Par Catherine Gouëset.

Candidat à la présidence de la République, Nicolas Sarkozy promettait de rompre avec les archaïsmes de ses prédécesseurs dans les relations qu’entretient la France avec l’ancien pré carré africain. Sa troisième visite au Gabon depuis son élection montre que la rupture est toute relative. Rappel des étapes de la politique africaine du chef de l’Etat.

AVANT

A l’occasion de discours prononcé lors de voyages à Bamako (Mali) et à Cotonou (Bénin) en mai 2006, Nicolas Sarkozy, alors ministre de l’intérieur prêche pour un « nouvel état d’esprit dans les relations entre l’Afrique et la France ». Il faut « chasser les vieux démons du paternalisme, du clientélisme et de l’assistanat » et « tourner la page des réseaux d’un autre temps, des conseillers officieux, des officines, des émissaires de l’ombre ». « Il ne faut pas nous contenter de la seule personnalisation de nos relations. » Il faut également faire de l’aide au développement une prime à la « bonne gouvernance ». Le président de l’UMP oppose au passage sa modernité supposée aux archaïsmes de Chirac.

» **CONSIGNE**: Mets à jour le passage du texte sur la politique africaine de Nicolas Sarkozy : recopie-le en partant de "Candidat à la" et en allant jusqu'à "chef de l’Etat.", avec "Cameroun" à la place de "Gabon". Les lignes ci-dessous forment un contenu à part, sans lien avec le texte.

» **DONNÉES FOURNIES**:
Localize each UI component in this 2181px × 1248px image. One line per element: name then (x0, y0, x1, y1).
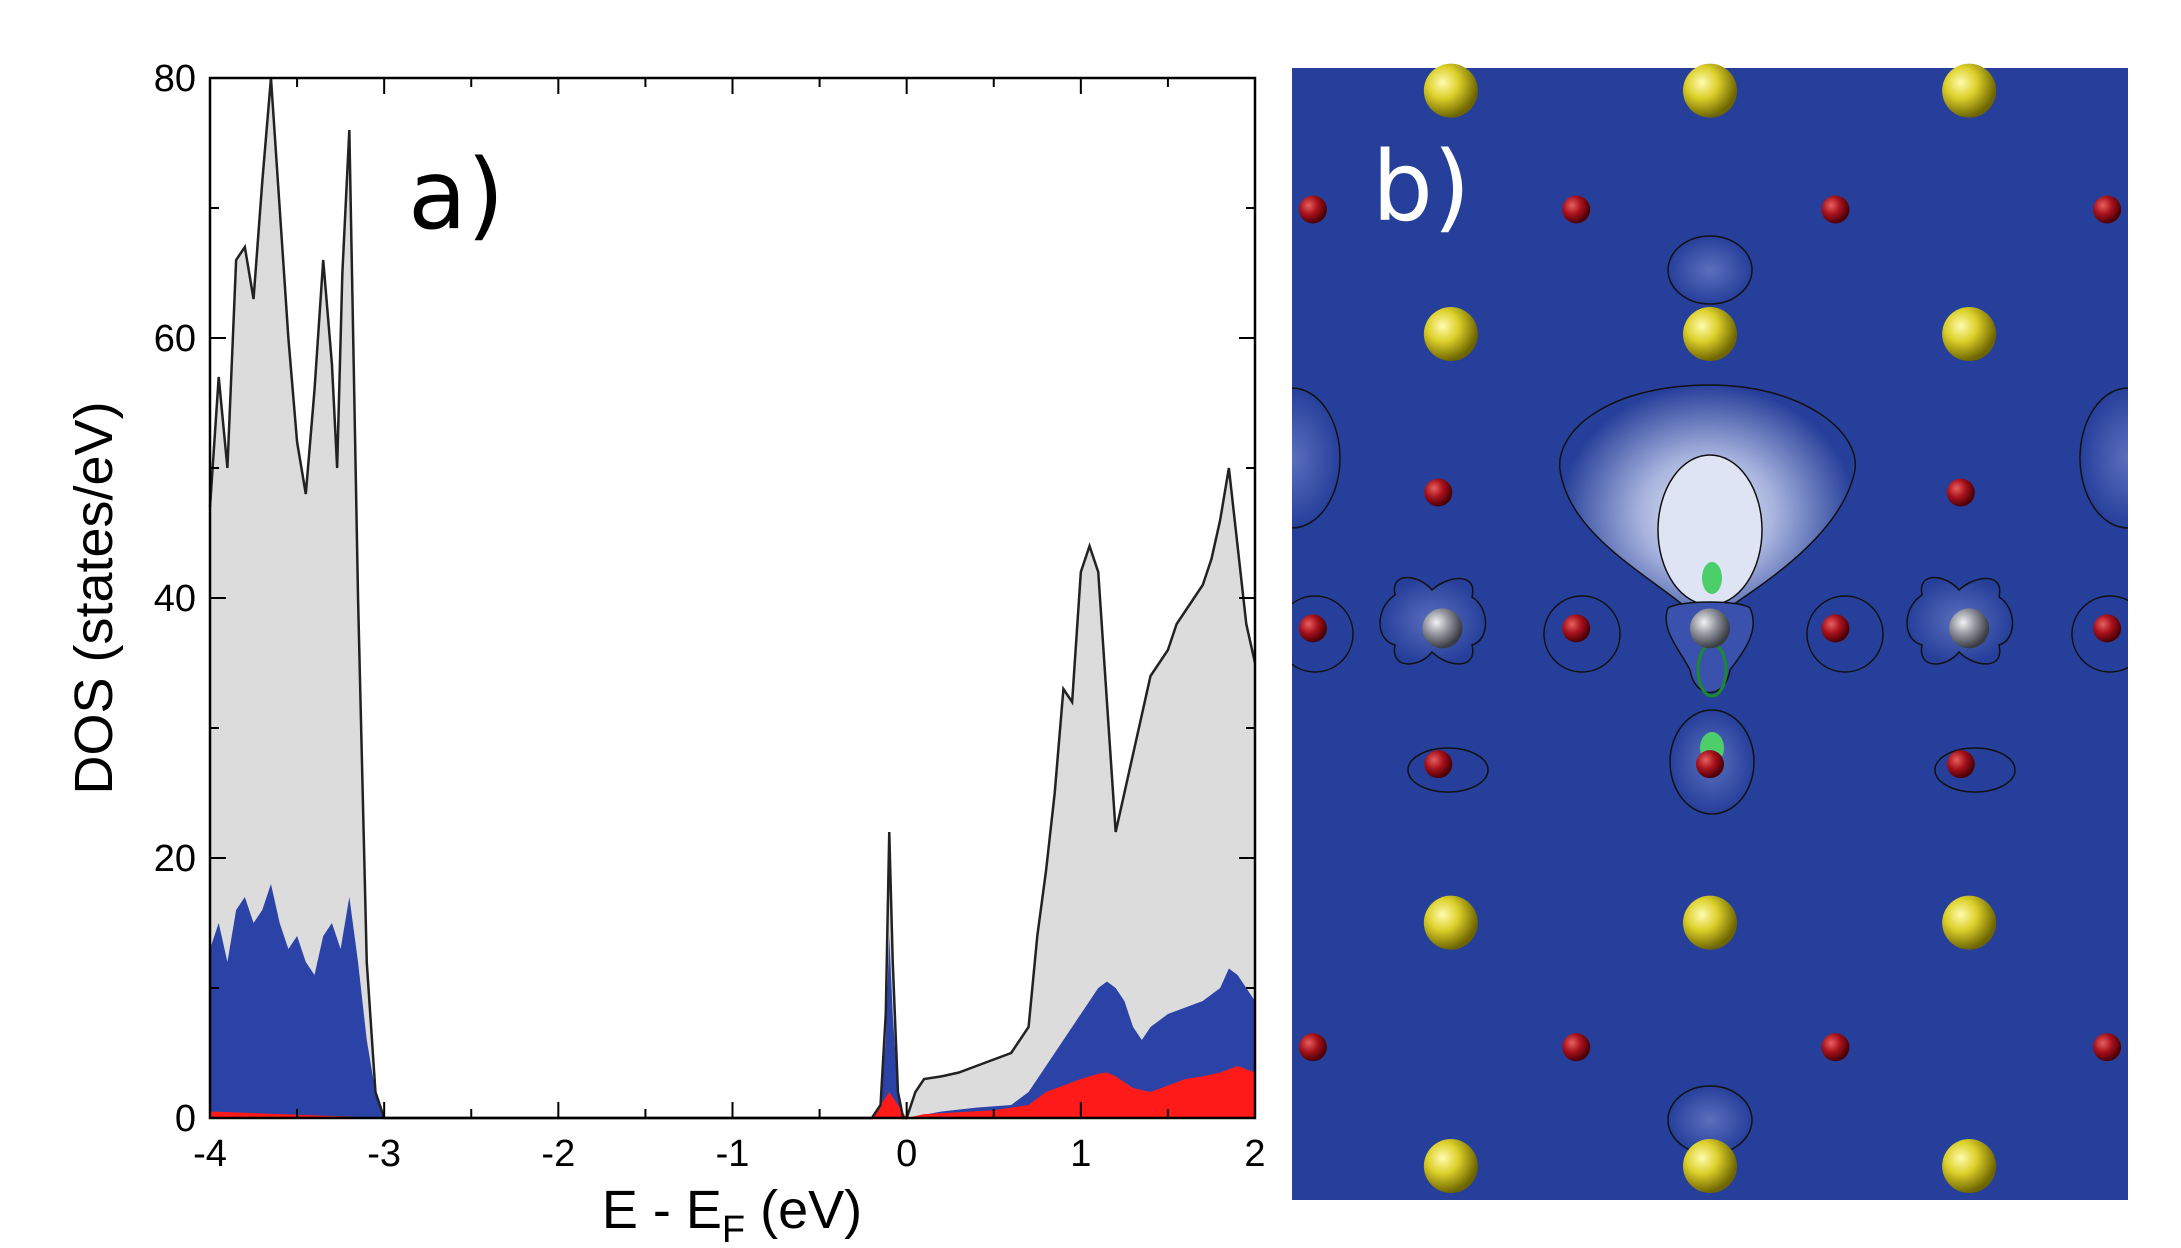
red-atom (1821, 1033, 1850, 1062)
yellow-atom (1942, 895, 1997, 950)
yellow-atom (1942, 307, 1997, 362)
left-edge-lobe (1292, 387, 1341, 529)
contour-ring-6 (1934, 747, 2016, 793)
x-tick-label: 1 (1070, 1133, 1091, 1175)
gray-atom (1949, 608, 1990, 649)
plot-frame (208, 76, 1257, 1120)
red-atom (1562, 614, 1591, 643)
x-tick-label: -3 (367, 1133, 401, 1175)
yellow-atom (1423, 307, 1478, 362)
red-atom (1946, 750, 1975, 779)
yellow-atom (1683, 1139, 1737, 1194)
red-atom (1298, 614, 1327, 643)
right-edge-lobe (2079, 387, 2128, 529)
yellow-atom (1423, 1139, 1478, 1194)
x-tick-label: -2 (541, 1133, 575, 1175)
red-atom (1298, 1033, 1327, 1062)
gray-atom (1422, 608, 1463, 649)
y-tick-label: 80 (154, 58, 196, 100)
contour-ring-3 (1806, 595, 1884, 673)
y-tick-label: 0 (175, 1098, 196, 1140)
red-atom (2093, 195, 2122, 224)
contour-ring-2 (1543, 595, 1621, 673)
yellow-atom (1423, 895, 1478, 950)
yellow-atom (1942, 63, 1997, 118)
green-spot (1702, 562, 1722, 594)
x-axis-title: E - EF (eV) (602, 1180, 862, 1248)
x-axis-title-subscript: F (722, 1209, 745, 1248)
y-tick-label: 40 (154, 578, 196, 620)
x-tick-label: 0 (896, 1133, 917, 1175)
x-tick-label: -1 (716, 1133, 750, 1175)
x-axis-title-unit: (eV) (745, 1180, 862, 1240)
yellow-atom (1942, 1139, 1997, 1194)
red-atom (1298, 195, 1327, 224)
x-axis-title-main: E - E (602, 1180, 722, 1240)
yellow-atom (1683, 895, 1737, 950)
red-atom (1424, 750, 1453, 779)
y-axis-title: DOS (states/eV) (64, 401, 124, 794)
yellow-atom (1423, 63, 1478, 118)
contour-ring-4 (2071, 595, 2128, 673)
panel-b-label: b) (1372, 131, 1470, 243)
red-atom (1424, 478, 1453, 507)
red-atom (1562, 1033, 1591, 1062)
red-atom (1821, 614, 1850, 643)
y-tick-label: 60 (154, 318, 196, 360)
red-atom (1562, 195, 1591, 224)
red-atom (2093, 614, 2122, 643)
yellow-atom (1683, 307, 1737, 362)
red-atom (2093, 1033, 2122, 1062)
red-atom (1821, 195, 1850, 224)
red-atom (1696, 750, 1724, 779)
y-tick-label: 20 (154, 838, 196, 880)
contour-ring-1 (1292, 595, 1354, 673)
yellow-atom (1683, 63, 1737, 118)
x-tick-label: -4 (193, 1133, 227, 1175)
panel-a-label: a) (408, 139, 504, 251)
charge-density-map: b) (1292, 63, 2128, 1200)
contour-ring-5 (1407, 747, 1489, 793)
dos-series-red (210, 1066, 1255, 1118)
x-tick-label: 2 (1244, 1133, 1265, 1175)
upper-lobe (1667, 235, 1753, 305)
dos-total-outline (208, 77, 1257, 1120)
red-atom (1946, 478, 1975, 507)
gray-atom (1690, 608, 1730, 649)
atoms-layer (1298, 63, 2122, 1194)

» **RÉSULTAT**:
Candidat à la présidence de la République, Nicolas Sarkozy promettait de rompre avec les archaïsmes de ses prédécesseurs dans les relations qu’entretient la France avec l’ancien pré carré africain. Sa troisième visite au Cameroun depuis son élection montre que la rupture est toute relative. Rappel des étapes de la politique africaine du chef de l’Etat.